____ Listed entries
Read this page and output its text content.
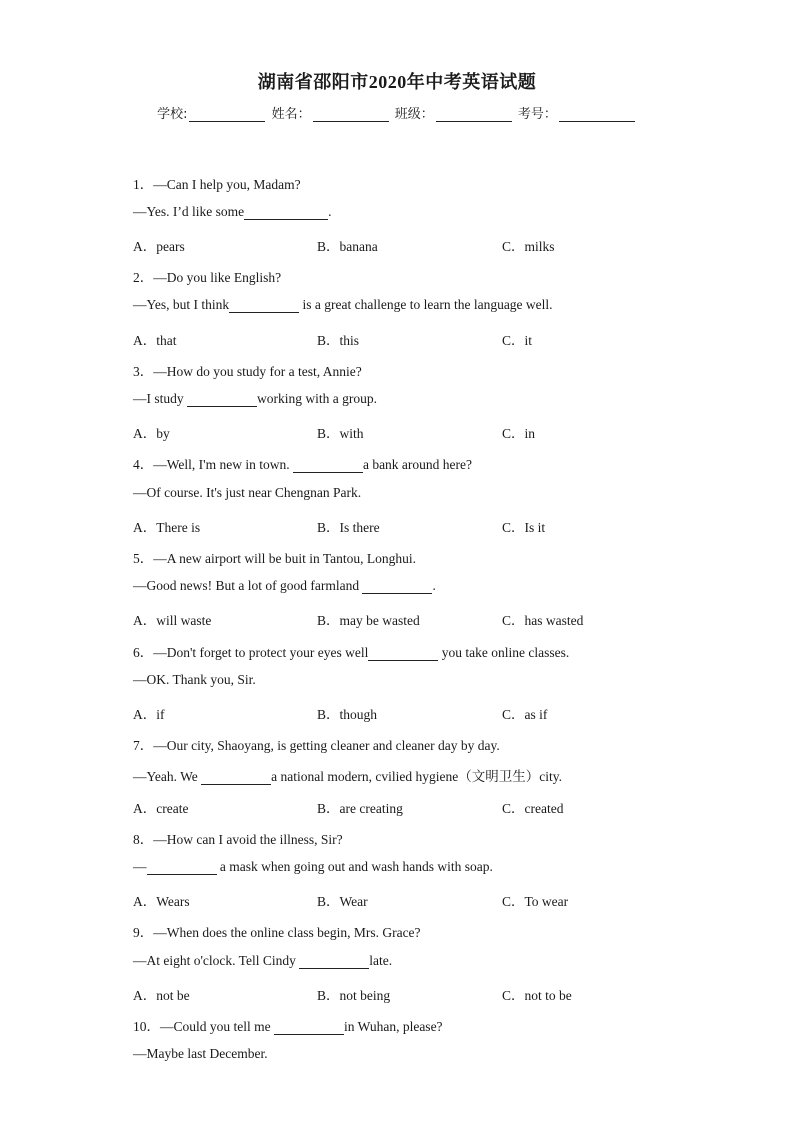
湖南省邵阳市2020年中考英语试题
学校:	姓名：	班级：	考号：
1．—Can I help you, Madam?
—Yes. I’d like some	.
A．pears	B．banana	C．milks
2．—Do you like English?
—Yes, but I think	is a great challenge to learn the language well.
A．that	B．this	C．it
3．—How do you study for a test, Annie?
—I study	working with a group.
A．by	B．with	C．in
4．—Well, I'm new in town.	a bank around here?
—Of course. It's just near Chengnan Park.
A．There is	B．Is there	C．Is it
5．—A new airport will be buit in Tantou, Longhui.
—Good news! But a lot of good farmland	.
A．will waste	B．may be wasted	C．has wasted
6．—Don't forget to protect your eyes well	you take online classes.
—OK. Thank you, Sir.
A．if	B．though	C．as if
7．—Our city, Shaoyang, is getting cleaner and cleaner day by day.
—Yeah. We	a national modern, cvilied hygiene（文明卫生）city.
A．create	B．are creating	C．created
8．—How can I avoid the illness, Sir?
—	a mask when going out and wash hands with soap.
A．Wears	B．Wear	C．To wear
9．—When does the online class begin, Mrs. Grace?
—At eight o'clock. Tell Cindy	late.
A．not be	B．not being	C．not to be
10．—Could you tell me	in Wuhan, please?
—Maybe last December.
________
Directions for this task: Find "city". Copy every line it occurs in.

Result for this task:
7．—Our city, Shaoyang, is getting cleaner and cleaner day by day.
—Yeah. We	a national modern, cvilied hygiene（文明卫生）city.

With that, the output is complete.